### Stated goal
Report all lines from the entries below in which "question" appears.

Data items
## START
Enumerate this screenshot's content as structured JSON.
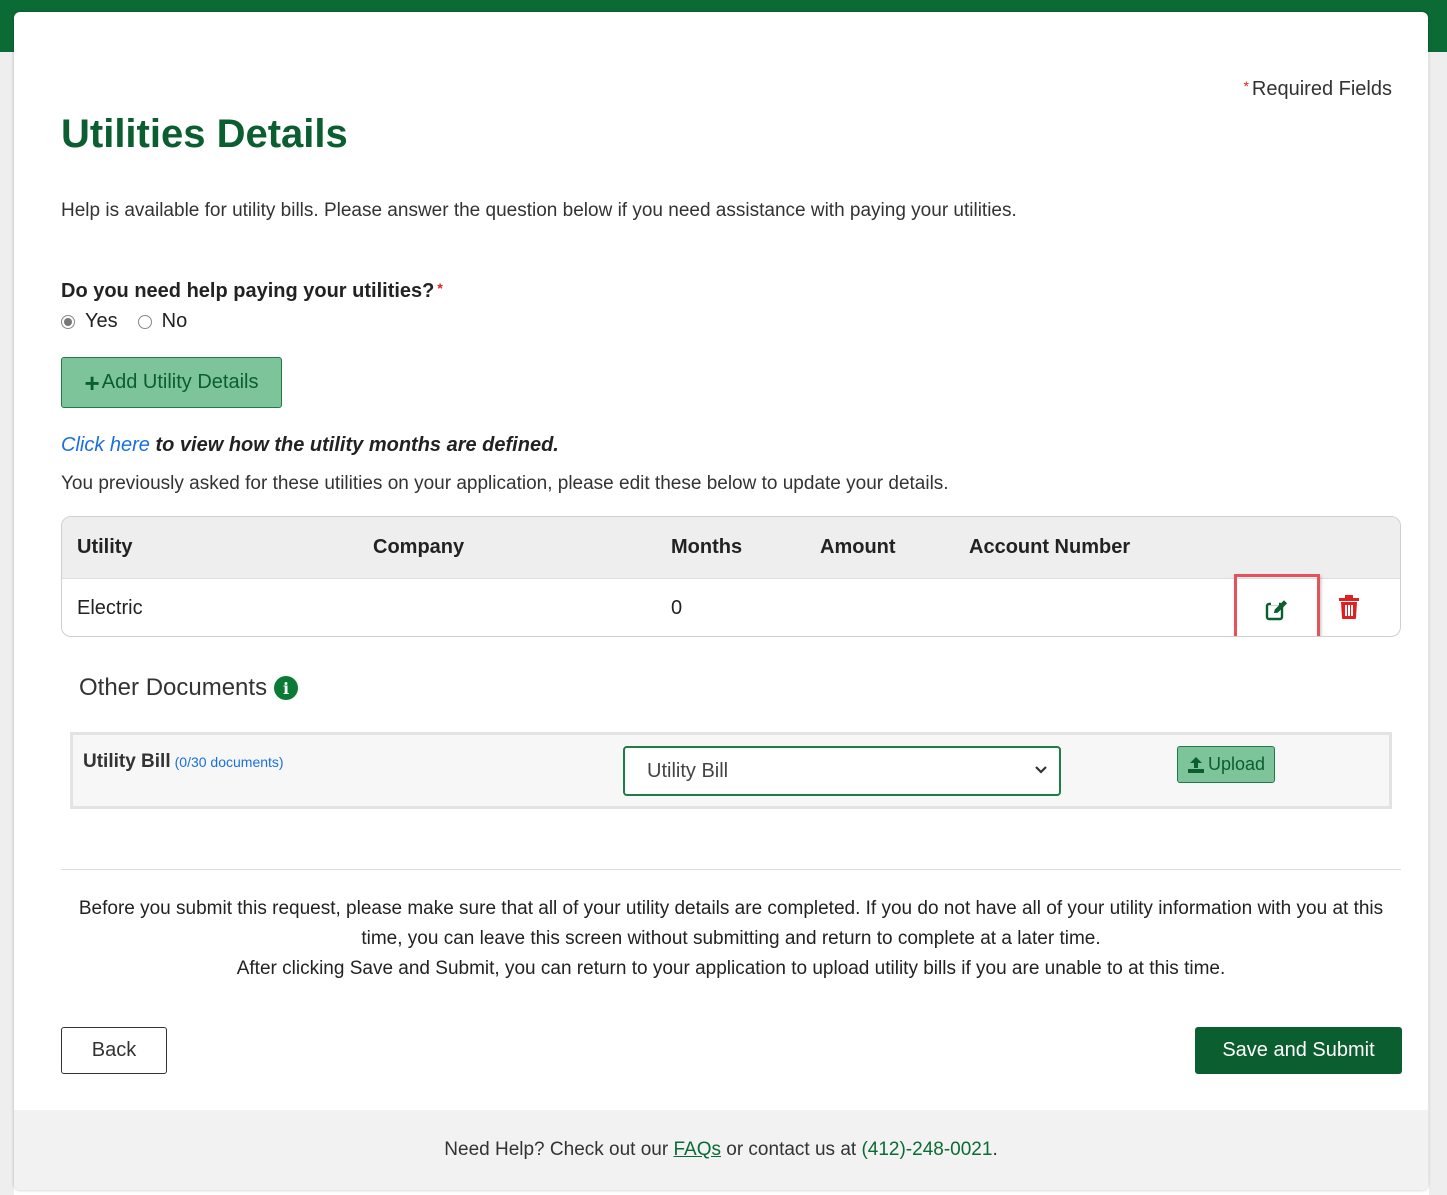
{
  "header": {
    "required_star": "*",
    "required_text": "Required Fields",
    "title": "Utilities Details",
    "intro": "Help is available for utility bills. Please answer the question below if you need assistance with paying your utilities."
  },
  "question": {
    "label": "Do you need help paying your utilities?",
    "star": "*",
    "options": [
      {
        "label": "Yes",
        "selected": true
      },
      {
        "label": "No",
        "selected": false
      }
    ]
  },
  "add_button": {
    "icon": "plus-icon",
    "plus": "+",
    "label": "Add Utility Details"
  },
  "click_line": {
    "link": "Click here",
    "text": " to view how the utility months are defined."
  },
  "previous_text": "You previously asked for these utilities on your application, please edit these below to update your details.",
  "table": {
    "headers": [
      "Utility",
      "Company",
      "Months",
      "Amount",
      "Account Number"
    ],
    "rows": [
      {
        "utility": "Electric",
        "company": "",
        "months": "0",
        "amount": "",
        "account": ""
      }
    ],
    "edit_icon": "edit-icon",
    "delete_icon": "trash-icon"
  },
  "other_documents": {
    "title": "Other Documents",
    "info_icon": "info-icon",
    "info_glyph": "i",
    "doc_label": "Utility Bill",
    "doc_count": "(0/30 documents)",
    "select_value": "Utility Bill",
    "upload_icon": "upload-icon",
    "upload_label": "Upload"
  },
  "notice": {
    "line1": "Before you submit this request, please make sure that all of your utility details are completed. If you do not have all of your utility information with you at this time, you can leave this screen without submitting and return to complete at a later time.",
    "line2": "After clicking Save and Submit, you can return to your application to upload utility bills if you are unable to at this time."
  },
  "buttons": {
    "back": "Back",
    "submit": "Save and Submit"
  },
  "footer": {
    "pre": "Need Help? Check out our ",
    "faq": "FAQs",
    "mid": " or contact us at ",
    "phone": "(412)-248-0021",
    "post": "."
  },
  "colors": {
    "brand_green": "#0b5e2f",
    "light_green": "#7dc49a",
    "link_blue": "#1a6fe0",
    "danger_red": "#e02020",
    "highlight_red": "#e2535d"
  }
}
## END
### Reply to the exercise
    "intro": "Help is available for utility bills. Please answer the question below if you need assistance with paying your utilities."
  "question": {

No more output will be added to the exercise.